> _What is being asked_
Return the lines beginning at the one that contains "Extract the structured" and running to the end of the records, exactly and with nothing else. Omit pictures.

Entries taken from a collection

....

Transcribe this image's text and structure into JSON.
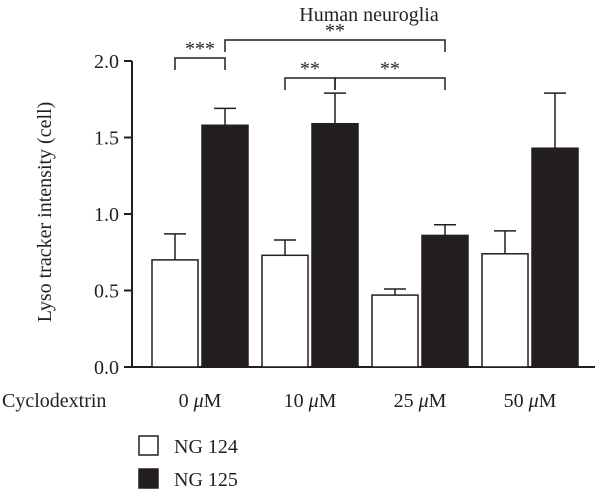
{
  "chart_data": {
    "type": "bar",
    "title": "Human neuroglia",
    "ylabel": "Lyso tracker intensity (cell)",
    "xlabel": "",
    "group_label": "Cyclodextrin",
    "categories": [
      "0 μM",
      "10 μM",
      "25 μM",
      "50 μM"
    ],
    "category_values": [
      "0",
      "10",
      "25",
      "50"
    ],
    "category_unit": "μM",
    "ylim": [
      0,
      2.0
    ],
    "yticks": [
      "0.0",
      "0.5",
      "1.0",
      "1.5",
      "2.0"
    ],
    "ytick_values": [
      0,
      0.5,
      1.0,
      1.5,
      2.0
    ],
    "grid": false,
    "legend_position": "bottom-left",
    "series": [
      {
        "name": "NG 124",
        "values": [
          0.7,
          0.73,
          0.47,
          0.74
        ],
        "errors": [
          0.17,
          0.1,
          0.04,
          0.15
        ],
        "fill": "#ffffff",
        "stroke": "#231f20"
      },
      {
        "name": "NG 125",
        "values": [
          1.58,
          1.59,
          0.86,
          1.43
        ],
        "errors": [
          0.11,
          0.2,
          0.07,
          0.36
        ],
        "fill": "#231f20",
        "stroke": "#231f20"
      }
    ],
    "significance": [
      {
        "label": "***",
        "from": [
          0,
          0
        ],
        "to": [
          0,
          1
        ]
      },
      {
        "label": "**",
        "from": [
          0,
          1
        ],
        "to": [
          2,
          1
        ]
      },
      {
        "label": "**",
        "from": [
          1,
          0
        ],
        "to": [
          1,
          1
        ]
      },
      {
        "label": "**",
        "from": [
          1,
          1
        ],
        "to": [
          2,
          1
        ]
      }
    ]
  }
}
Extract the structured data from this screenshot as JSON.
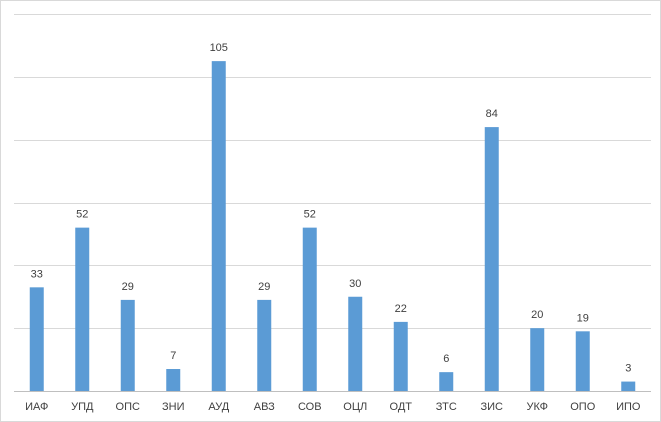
{
  "chart_data": {
    "type": "bar",
    "title": "",
    "xlabel": "",
    "ylabel": "",
    "ylim": [
      0,
      120
    ],
    "grid": true,
    "legend": "none",
    "bar_color": "#5b9bd5",
    "categories": [
      "ИАФ",
      "УПД",
      "ОПС",
      "ЗНИ",
      "АУД",
      "АВЗ",
      "СОВ",
      "ОЦЛ",
      "ОДТ",
      "ЗТС",
      "ЗИС",
      "УКФ",
      "ОПО",
      "ИПО"
    ],
    "values": [
      33,
      52,
      29,
      7,
      105,
      29,
      52,
      30,
      22,
      6,
      84,
      20,
      19,
      3
    ]
  }
}
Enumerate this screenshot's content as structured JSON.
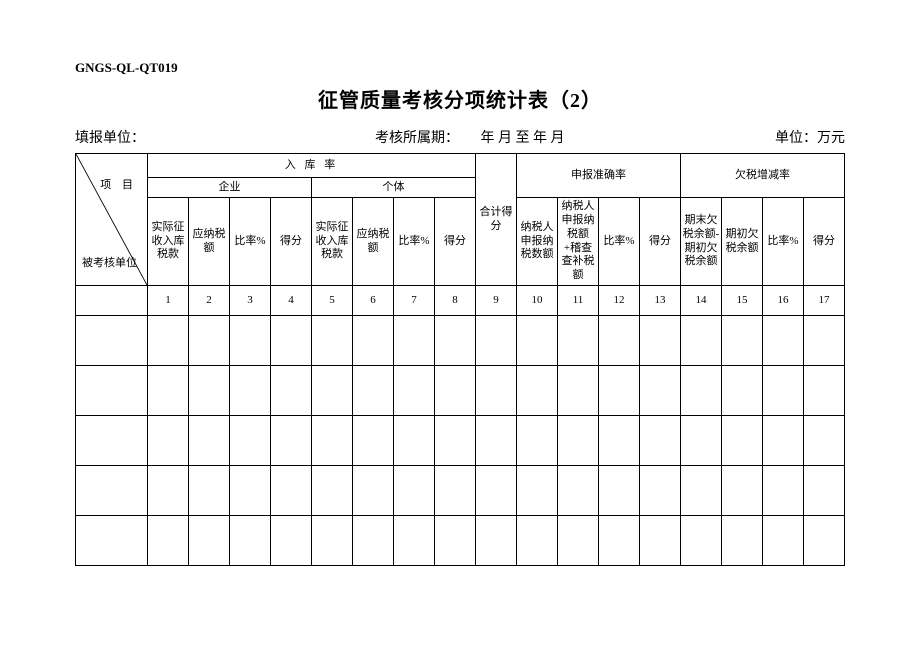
{
  "doc_code": "GNGS-QL-QT019",
  "title": "征管质量考核分项统计表（2）",
  "meta": {
    "report_unit_label": "填报单位：",
    "period_label": "考核所属期：",
    "period_value": "年  月 至      年  月",
    "unit_label": "单位：万元"
  },
  "diag": {
    "top": "项  目",
    "bottom": "被考核单位"
  },
  "sections": {
    "s1": "入  库  率",
    "s1a": "企业",
    "s1b": "个体",
    "s2": "申报准确率",
    "s3": "欠税增减率"
  },
  "cols": {
    "c1": "实际征收入库税款",
    "c2": "应纳税额",
    "c3": "比率%",
    "c4": "得分",
    "c5": "实际征收入库税款",
    "c6": "应纳税额",
    "c7": "比率%",
    "c8": "得分",
    "c9": "合计得分",
    "c10": "纳税人申报纳税数额",
    "c11": "纳税人申报纳税额+稽查查补税额",
    "c12": "比率%",
    "c13": "得分",
    "c14": "期末欠税余额-期初欠税余额",
    "c15": "期初欠税余额",
    "c16": "比率%",
    "c17": "得分"
  },
  "nums": [
    "1",
    "2",
    "3",
    "4",
    "5",
    "6",
    "7",
    "8",
    "9",
    "10",
    "11",
    "12",
    "13",
    "14",
    "15",
    "16",
    "17"
  ],
  "data_rows": 5
}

....

> _Solution for this task_
Extract the structured data from this screenshot as JSON.
{
  "chart_data": {
    "type": "bar",
    "title": "",
    "xlabel": "",
    "ylabel": "",
    "ylim": [
      0,
      120
    ],
    "grid": true,
    "legend": "none",
    "bar_color": "#5b9bd5",
    "categories": [
      "ИАФ",
      "УПД",
      "ОПС",
      "ЗНИ",
      "АУД",
      "АВЗ",
      "СОВ",
      "ОЦЛ",
      "ОДТ",
      "ЗТС",
      "ЗИС",
      "УКФ",
      "ОПО",
      "ИПО"
    ],
    "values": [
      33,
      52,
      29,
      7,
      105,
      29,
      52,
      30,
      22,
      6,
      84,
      20,
      19,
      3
    ]
  }
}
Enumerate this screenshot's content as structured JSON.
{
  "doc_code": "GNGS-QL-QT019",
  "title": "征管质量考核分项统计表（2）",
  "meta": {
    "report_unit_label": "填报单位：",
    "period_label": "考核所属期：",
    "period_value": "年  月 至      年  月",
    "unit_label": "单位：万元"
  },
  "diag": {
    "top": "项  目",
    "bottom": "被考核单位"
  },
  "sections": {
    "s1": "入  库  率",
    "s1a": "企业",
    "s1b": "个体",
    "s2": "申报准确率",
    "s3": "欠税增减率"
  },
  "cols": {
    "c1": "实际征收入库税款",
    "c2": "应纳税额",
    "c3": "比率%",
    "c4": "得分",
    "c5": "实际征收入库税款",
    "c6": "应纳税额",
    "c7": "比率%",
    "c8": "得分",
    "c9": "合计得分",
    "c10": "纳税人申报纳税数额",
    "c11": "纳税人申报纳税额+稽查查补税额",
    "c12": "比率%",
    "c13": "得分",
    "c14": "期末欠税余额-期初欠税余额",
    "c15": "期初欠税余额",
    "c16": "比率%",
    "c17": "得分"
  },
  "nums": [
    "1",
    "2",
    "3",
    "4",
    "5",
    "6",
    "7",
    "8",
    "9",
    "10",
    "11",
    "12",
    "13",
    "14",
    "15",
    "16",
    "17"
  ],
  "data_rows": 5
}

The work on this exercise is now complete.